→ Your goal: Extract every line below that contains the word "JSON".

═════ Available records ═════

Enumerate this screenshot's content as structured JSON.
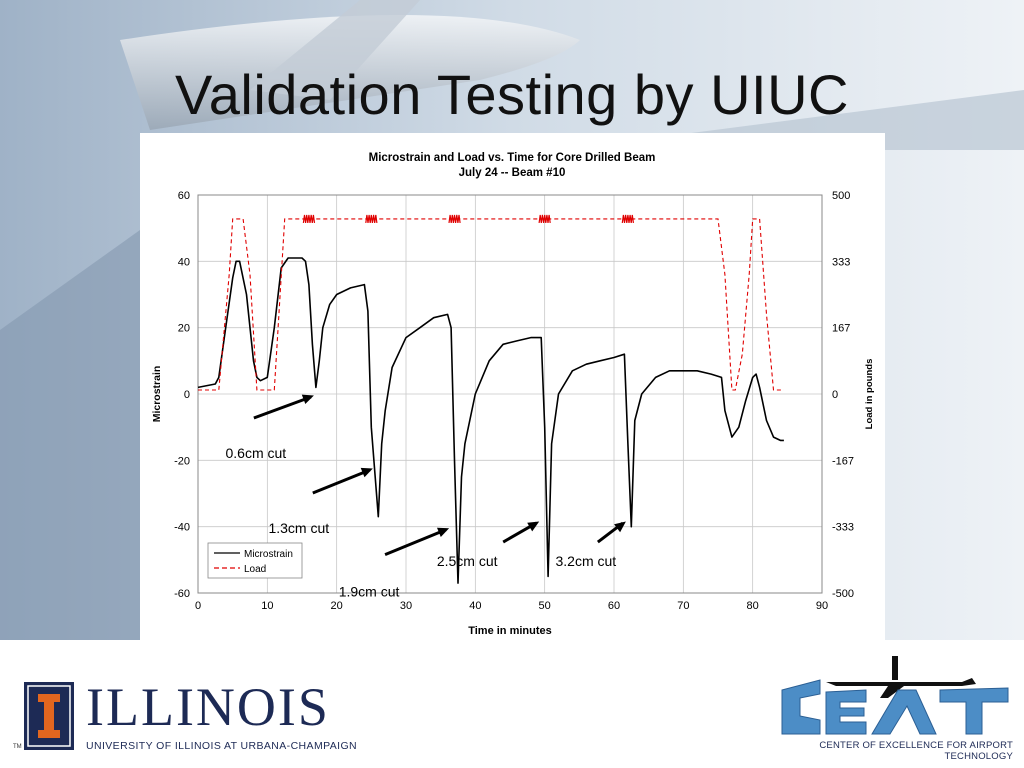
{
  "slide": {
    "title": "Validation Testing by UIUC"
  },
  "footer": {
    "left_logo_word": "ILLINOIS",
    "left_logo_sub": "UNIVERSITY OF ILLINOIS AT URBANA-CHAMPAIGN",
    "left_logo_tm": "TM",
    "right_logo_caption": "CENTER OF EXCELLENCE FOR AIRPORT TECHNOLOGY",
    "colors": {
      "illinois_blue": "#1d2a55",
      "illinois_orange": "#e2661f",
      "ceat_blue": "#4c8dc6"
    }
  },
  "chart_data": {
    "type": "line",
    "title": "Microstrain and Load vs. Time for Core Drilled Beam",
    "subtitle": "July 24 -- Beam #10",
    "xlabel": "Time in minutes",
    "ylabel": "Microstrain",
    "y2label": "Load in pounds",
    "xlim": [
      0,
      90
    ],
    "ylim": [
      -60,
      60
    ],
    "y2lim": [
      -500,
      500
    ],
    "x_ticks": [
      "0",
      "10",
      "20",
      "30",
      "40",
      "50",
      "60",
      "70",
      "80",
      "90"
    ],
    "y_ticks": [
      "60",
      "40",
      "20",
      "0",
      "-20",
      "-40",
      "-60"
    ],
    "y2_ticks": [
      "500",
      "333",
      "167",
      "0",
      "-167",
      "-333",
      "-500"
    ],
    "grid": true,
    "legend_position": "bottom-left",
    "series": [
      {
        "name": "Microstrain",
        "color": "#000000",
        "dash": "solid",
        "x": [
          0,
          2.5,
          3,
          4,
          5,
          5.5,
          6,
          7,
          8,
          8.5,
          9,
          10,
          11,
          12,
          13,
          14,
          15,
          15.5,
          16,
          16.5,
          17,
          17.5,
          18,
          19,
          20,
          22,
          24,
          24.5,
          25,
          26,
          26.5,
          27,
          28,
          30,
          32,
          34,
          36,
          36.5,
          37,
          37.5,
          38,
          38.5,
          40,
          42,
          44,
          46,
          48,
          49.5,
          50,
          50.5,
          51,
          52,
          54,
          56,
          58,
          60,
          61.5,
          62,
          62.5,
          63,
          64,
          66,
          68,
          70,
          72,
          74,
          75.5,
          76,
          77,
          78,
          79,
          80,
          80.5,
          81,
          82,
          83,
          84,
          84.5
        ],
        "values": [
          2,
          3,
          5,
          20,
          35,
          40,
          40,
          30,
          10,
          5,
          4,
          5,
          20,
          38,
          41,
          41,
          41,
          40,
          33,
          15,
          2,
          10,
          20,
          27,
          30,
          32,
          33,
          25,
          -10,
          -37,
          -15,
          -5,
          8,
          17,
          20,
          23,
          24,
          20,
          -20,
          -57,
          -25,
          -15,
          0,
          10,
          15,
          16,
          17,
          17,
          -10,
          -55,
          -15,
          0,
          7,
          9,
          10,
          11,
          12,
          -15,
          -40,
          -8,
          0,
          5,
          7,
          7,
          7,
          6,
          5,
          -5,
          -13,
          -10,
          -2,
          5,
          6,
          2,
          -8,
          -13,
          -14,
          -14
        ]
      },
      {
        "name": "Load",
        "color": "#e00000",
        "dash": "dashed",
        "x": [
          0,
          3,
          4.5,
          5,
          6.5,
          7.5,
          8.5,
          9,
          11,
          11.5,
          12.5,
          13,
          16.5,
          75,
          76,
          77,
          77.5,
          78.5,
          79.5,
          80,
          81,
          82,
          83,
          83.5,
          84.5
        ],
        "values": [
          10,
          10,
          300,
          440,
          440,
          300,
          10,
          10,
          10,
          150,
          440,
          440,
          440,
          440,
          300,
          10,
          10,
          100,
          300,
          440,
          440,
          200,
          10,
          10,
          10
        ]
      }
    ],
    "load_noise_windows_minutes": [
      16,
      25,
      37,
      50,
      62
    ],
    "annotations": [
      {
        "text": "0.6cm cut",
        "target_x": 17,
        "target_y": 0
      },
      {
        "text": "1.3cm cut",
        "target_x": 25.5,
        "target_y": -22
      },
      {
        "text": "1.9cm cut",
        "target_x": 36.5,
        "target_y": -40
      },
      {
        "text": "2.5cm cut",
        "target_x": 49.5,
        "target_y": -38
      },
      {
        "text": "3.2cm cut",
        "target_x": 62,
        "target_y": -38
      }
    ]
  }
}
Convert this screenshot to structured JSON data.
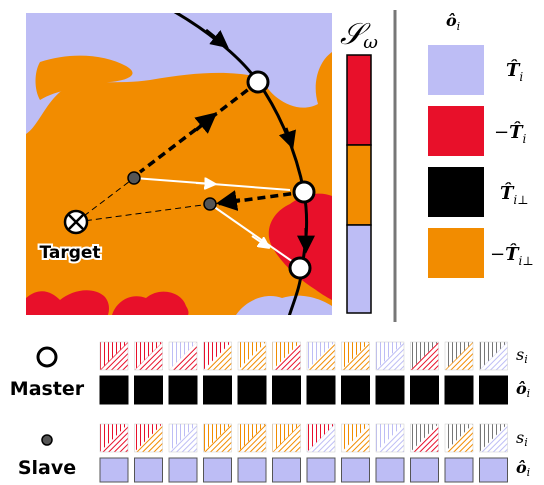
{
  "map": {
    "target_label": "Target",
    "colors": {
      "lavender": "#bdbdf5",
      "orange": "#f28c00",
      "red": "#e8102a",
      "black": "#000000",
      "white": "#ffffff"
    }
  },
  "colorbar": {
    "title": "𝒮",
    "title_sub": "ω",
    "segments": [
      "red",
      "orange",
      "lavender"
    ]
  },
  "legend": {
    "title": "ô",
    "title_sub": "i",
    "items": [
      {
        "color": "lavender",
        "label": "T̂",
        "sub": "i",
        "sign": ""
      },
      {
        "color": "red",
        "label": "T̂",
        "sub": "i",
        "sign": "−"
      },
      {
        "color": "black",
        "label": "T̂",
        "sub": "i⊥",
        "sign": ""
      },
      {
        "color": "orange",
        "label": "T̂",
        "sub": "i⊥",
        "sign": "−"
      }
    ]
  },
  "master": {
    "label": "Master",
    "row_s_label": "s",
    "row_s_sub": "i",
    "row_o_label": "ô",
    "row_o_sub": "i",
    "s_tiles": [
      [
        "red",
        "red"
      ],
      [
        "red",
        "red"
      ],
      [
        "lavender",
        "red"
      ],
      [
        "red",
        "orange"
      ],
      [
        "orange",
        "orange"
      ],
      [
        "orange",
        "red"
      ],
      [
        "lavender",
        "orange"
      ],
      [
        "orange",
        "orange"
      ],
      [
        "lavender",
        "lavender"
      ],
      [
        "gray",
        "red"
      ],
      [
        "gray",
        "orange"
      ],
      [
        "gray",
        "lavender"
      ]
    ],
    "o_tiles": [
      "black",
      "black",
      "black",
      "black",
      "black",
      "black",
      "black",
      "black",
      "black",
      "black",
      "black",
      "black"
    ]
  },
  "slave": {
    "label": "Slave",
    "row_s_label": "s",
    "row_s_sub": "i",
    "row_o_label": "ô",
    "row_o_sub": "i",
    "s_tiles": [
      [
        "red",
        "red"
      ],
      [
        "red",
        "orange"
      ],
      [
        "lavender",
        "lavender"
      ],
      [
        "orange",
        "orange"
      ],
      [
        "orange",
        "orange"
      ],
      [
        "orange",
        "orange"
      ],
      [
        "red",
        "lavender"
      ],
      [
        "orange",
        "orange"
      ],
      [
        "lavender",
        "lavender"
      ],
      [
        "gray",
        "red"
      ],
      [
        "gray",
        "orange"
      ],
      [
        "gray",
        "lavender"
      ]
    ],
    "o_tiles": [
      "lavender",
      "lavender",
      "lavender",
      "lavender",
      "lavender",
      "lavender",
      "lavender",
      "lavender",
      "lavender",
      "lavender",
      "lavender",
      "lavender"
    ]
  }
}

═════

→ Exercise output:
Enumerate this screenshot's content as structured JSON.
Convert this screenshot to structured JSON data.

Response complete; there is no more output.